**Task brief**
Set down the material below in full, matching it exactly.
[BEGIN]
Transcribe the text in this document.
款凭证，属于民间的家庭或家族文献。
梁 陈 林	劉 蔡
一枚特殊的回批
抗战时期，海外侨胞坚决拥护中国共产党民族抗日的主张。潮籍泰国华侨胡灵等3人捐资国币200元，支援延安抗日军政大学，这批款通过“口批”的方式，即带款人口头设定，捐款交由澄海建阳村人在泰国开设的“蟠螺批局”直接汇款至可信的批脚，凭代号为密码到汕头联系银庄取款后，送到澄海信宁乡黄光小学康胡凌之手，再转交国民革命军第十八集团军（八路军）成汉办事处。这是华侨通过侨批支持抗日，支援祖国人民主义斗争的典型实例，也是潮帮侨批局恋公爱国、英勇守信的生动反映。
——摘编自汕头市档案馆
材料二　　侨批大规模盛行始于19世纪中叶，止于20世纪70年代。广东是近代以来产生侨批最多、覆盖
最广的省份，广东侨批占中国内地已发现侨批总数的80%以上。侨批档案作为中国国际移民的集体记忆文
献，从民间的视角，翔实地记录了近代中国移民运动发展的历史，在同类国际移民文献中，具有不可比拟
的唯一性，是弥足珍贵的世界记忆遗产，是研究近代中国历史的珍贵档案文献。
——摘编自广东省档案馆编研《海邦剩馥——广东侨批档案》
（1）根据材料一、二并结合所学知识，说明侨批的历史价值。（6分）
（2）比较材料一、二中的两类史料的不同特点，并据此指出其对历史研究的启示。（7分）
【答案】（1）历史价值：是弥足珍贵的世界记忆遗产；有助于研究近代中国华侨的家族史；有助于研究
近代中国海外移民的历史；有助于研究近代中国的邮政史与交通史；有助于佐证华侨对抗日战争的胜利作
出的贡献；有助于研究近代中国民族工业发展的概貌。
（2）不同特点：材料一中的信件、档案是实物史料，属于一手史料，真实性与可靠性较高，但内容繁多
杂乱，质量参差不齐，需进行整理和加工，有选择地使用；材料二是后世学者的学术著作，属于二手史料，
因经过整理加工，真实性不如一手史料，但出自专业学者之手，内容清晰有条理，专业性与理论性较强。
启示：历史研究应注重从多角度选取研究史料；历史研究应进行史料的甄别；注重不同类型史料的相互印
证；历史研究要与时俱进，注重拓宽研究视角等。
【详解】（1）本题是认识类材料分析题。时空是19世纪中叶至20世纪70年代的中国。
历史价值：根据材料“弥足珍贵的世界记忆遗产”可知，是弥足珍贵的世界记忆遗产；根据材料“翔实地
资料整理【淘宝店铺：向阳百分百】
[END]
**Response to the exercise**
Transcribe the text in this document.
款凭证，属于民间的家庭或家族文献。
梁 陈 林	劉 蔡
一枚特殊的回批
抗战时期，海外侨胞坚决拥护中国共产党民族抗日的主张。潮籍泰国华侨胡灵等3人捐资国币200元，支援延安抗日军政大学，这批款通过“口批”的方式，即带款人口头设定，捐款交由澄海建阳村人在泰国开设的“蟠螺批局”直接汇款至可信的批脚，凭代号为密码到汕头联系银庄取款后，送到澄海信宁乡黄光小学康胡凌之手，再转交国民革命军第十八集团军（八路军）成汉办事处。这是华侨通过侨批支持抗日，支援祖国人民主义斗争的典型实例，也是潮帮侨批局恋公爱国、英勇守信的生动反映。
——摘编自汕头市档案馆
材料二　　侨批大规模盛行始于19世纪中叶，止于20世纪70年代。广东是近代以来产生侨批最多、覆盖
最广的省份，广东侨批占中国内地已发现侨批总数的80%以上。侨批档案作为中国国际移民的集体记忆文
献，从民间的视角，翔实地记录了近代中国移民运动发展的历史，在同类国际移民文献中，具有不可比拟
的唯一性，是弥足珍贵的世界记忆遗产，是研究近代中国历史的珍贵档案文献。
——摘编自广东省档案馆编研《海邦剩馥——广东侨批档案》
（1）根据材料一、二并结合所学知识，说明侨批的历史价值。（6分）
（2）比较材料一、二中的两类史料的不同特点，并据此指出其对历史研究的启示。（7分）
【答案】（1）历史价值：是弥足珍贵的世界记忆遗产；有助于研究近代中国华侨的家族史；有助于研究
近代中国海外移民的历史；有助于研究近代中国的邮政史与交通史；有助于佐证华侨对抗日战争的胜利作
出的贡献；有助于研究近代中国民族工业发展的概貌。
（2）不同特点：材料一中的信件、档案是实物史料，属于一手史料，真实性与可靠性较高，但内容繁多
杂乱，质量参差不齐，需进行整理和加工，有选择地使用；材料二是后世学者的学术著作，属于二手史料，
因经过整理加工，真实性不如一手史料，但出自专业学者之手，内容清晰有条理，专业性与理论性较强。
启示：历史研究应注重从多角度选取研究史料；历史研究应进行史料的甄别；注重不同类型史料的相互印
证；历史研究要与时俱进，注重拓宽研究视角等。
【详解】（1）本题是认识类材料分析题。时空是19世纪中叶至20世纪70年代的中国。
历史价值：根据材料“弥足珍贵的世界记忆遗产”可知，是弥足珍贵的世界记忆遗产；根据材料“翔实地
资料整理【淘宝店铺：向阳百分百】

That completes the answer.